■ What you will do ■
Output the full listing below exactly, without the pictures.

** begin Material for this task **

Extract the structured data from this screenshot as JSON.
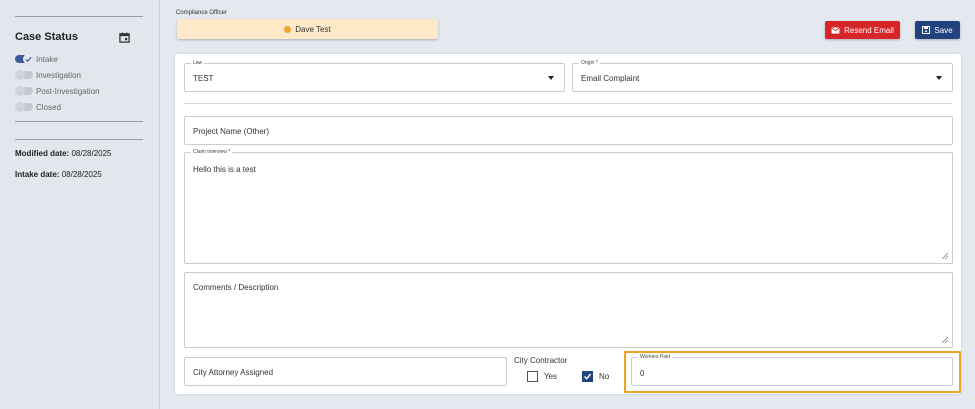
{
  "sidebar": {
    "title": "Case Status",
    "statuses": [
      {
        "label": "Intake",
        "active": true
      },
      {
        "label": "Investigation",
        "active": false
      },
      {
        "label": "Post-Investigation",
        "active": false
      },
      {
        "label": "Closed",
        "active": false
      }
    ],
    "modified_label": "Modified date:",
    "modified_value": "08/28/2025",
    "intake_label": "Intake date:",
    "intake_value": "08/28/2025"
  },
  "header": {
    "compliance_label": "Compliance Officer",
    "officer_name": "Dave Test",
    "resend_label": "Resend Email",
    "save_label": "Save"
  },
  "form": {
    "law_label": "Law",
    "law_value": "TEST",
    "origin_label": "Origin *",
    "origin_value": "Email Complaint",
    "project_name_placeholder": "Project Name (Other)",
    "claim_label": "Claim overview *",
    "claim_value": "Hello this is a test",
    "comments_placeholder": "Comments / Description",
    "attorney_placeholder": "City Attorney Assigned",
    "city_contractor_label": "City Contractor",
    "yes_label": "Yes",
    "yes_checked": false,
    "no_label": "No",
    "no_checked": true,
    "workers_paid_label": "Workers Paid",
    "workers_paid_value": "0"
  },
  "colors": {
    "accent": "#23437f",
    "danger": "#d7262a",
    "chip": "#fde8c8",
    "highlight": "#f2a127"
  }
}
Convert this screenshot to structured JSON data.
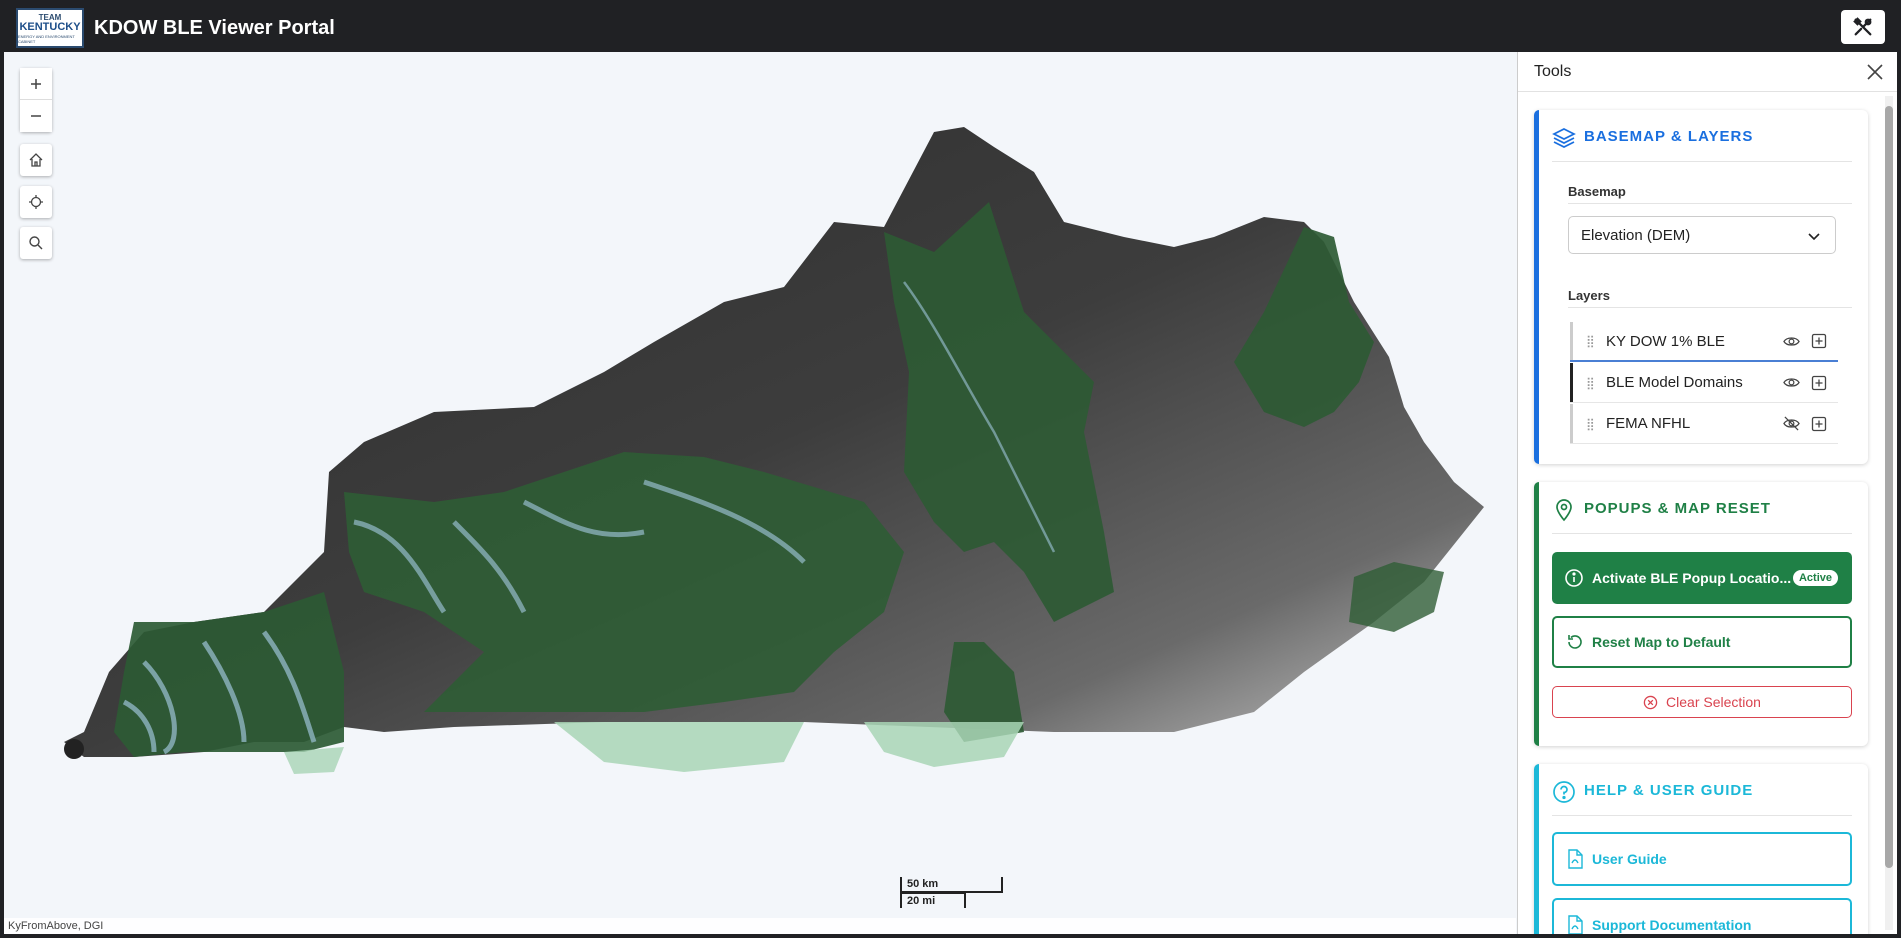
{
  "header": {
    "logo_line1": "TEAM",
    "logo_line2": "KENTUCKY",
    "logo_line3": "ENERGY AND ENVIRONMENT CABINET",
    "title": "KDOW BLE Viewer Portal"
  },
  "map": {
    "scale_km": "50 km",
    "scale_mi": "20 mi",
    "attribution": "KyFromAbove, DGI"
  },
  "panel": {
    "title": "Tools",
    "basemap_section": {
      "title": "BASEMAP & LAYERS",
      "basemap_label": "Basemap",
      "basemap_value": "Elevation (DEM)",
      "layers_label": "Layers",
      "layers": [
        {
          "name": "KY DOW 1% BLE",
          "visible": true
        },
        {
          "name": "BLE Model Domains",
          "visible": true
        },
        {
          "name": "FEMA NFHL",
          "visible": false
        }
      ]
    },
    "popup_section": {
      "title": "POPUPS & MAP RESET",
      "activate_label": "Activate BLE Popup Locatio...",
      "active_badge": "Active",
      "reset_label": "Reset Map to Default",
      "clear_label": "Clear Selection"
    },
    "help_section": {
      "title": "HELP & USER GUIDE",
      "user_guide_label": "User Guide",
      "support_label": "Support Documentation"
    }
  },
  "colors": {
    "header_bg": "#202124",
    "blue_accent": "#1a6fdf",
    "green_accent": "#1f8046",
    "cyan_accent": "#1cb8d8",
    "red_accent": "#d9434f"
  }
}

** end Material for this task **

■ Output below ■
Extract the structured data from this screenshot as JSON.
{
  "sidebar": {
    "title": "Case Status",
    "statuses": [
      {
        "label": "Intake",
        "active": true
      },
      {
        "label": "Investigation",
        "active": false
      },
      {
        "label": "Post-Investigation",
        "active": false
      },
      {
        "label": "Closed",
        "active": false
      }
    ],
    "modified_label": "Modified date:",
    "modified_value": "08/28/2025",
    "intake_label": "Intake date:",
    "intake_value": "08/28/2025"
  },
  "header": {
    "compliance_label": "Compliance Officer",
    "officer_name": "Dave Test",
    "resend_label": "Resend Email",
    "save_label": "Save"
  },
  "form": {
    "law_label": "Law",
    "law_value": "TEST",
    "origin_label": "Origin *",
    "origin_value": "Email Complaint",
    "project_name_placeholder": "Project Name (Other)",
    "claim_label": "Claim overview *",
    "claim_value": "Hello this is a test",
    "comments_placeholder": "Comments / Description",
    "attorney_placeholder": "City Attorney Assigned",
    "city_contractor_label": "City Contractor",
    "yes_label": "Yes",
    "yes_checked": false,
    "no_label": "No",
    "no_checked": true,
    "workers_paid_label": "Workers Paid",
    "workers_paid_value": "0"
  },
  "colors": {
    "accent": "#23437f",
    "danger": "#d7262a",
    "chip": "#fde8c8",
    "highlight": "#f2a127"
  }
}
Convert this screenshot to structured JSON data.
{
  "header": {
    "logo_line1": "TEAM",
    "logo_line2": "KENTUCKY",
    "logo_line3": "ENERGY AND ENVIRONMENT CABINET",
    "title": "KDOW BLE Viewer Portal"
  },
  "map": {
    "scale_km": "50 km",
    "scale_mi": "20 mi",
    "attribution": "KyFromAbove, DGI"
  },
  "panel": {
    "title": "Tools",
    "basemap_section": {
      "title": "BASEMAP & LAYERS",
      "basemap_label": "Basemap",
      "basemap_value": "Elevation (DEM)",
      "layers_label": "Layers",
      "layers": [
        {
          "name": "KY DOW 1% BLE",
          "visible": true
        },
        {
          "name": "BLE Model Domains",
          "visible": true
        },
        {
          "name": "FEMA NFHL",
          "visible": false
        }
      ]
    },
    "popup_section": {
      "title": "POPUPS & MAP RESET",
      "activate_label": "Activate BLE Popup Locatio...",
      "active_badge": "Active",
      "reset_label": "Reset Map to Default",
      "clear_label": "Clear Selection"
    },
    "help_section": {
      "title": "HELP & USER GUIDE",
      "user_guide_label": "User Guide",
      "support_label": "Support Documentation"
    }
  },
  "colors": {
    "header_bg": "#202124",
    "blue_accent": "#1a6fdf",
    "green_accent": "#1f8046",
    "cyan_accent": "#1cb8d8",
    "red_accent": "#d9434f"
  }
}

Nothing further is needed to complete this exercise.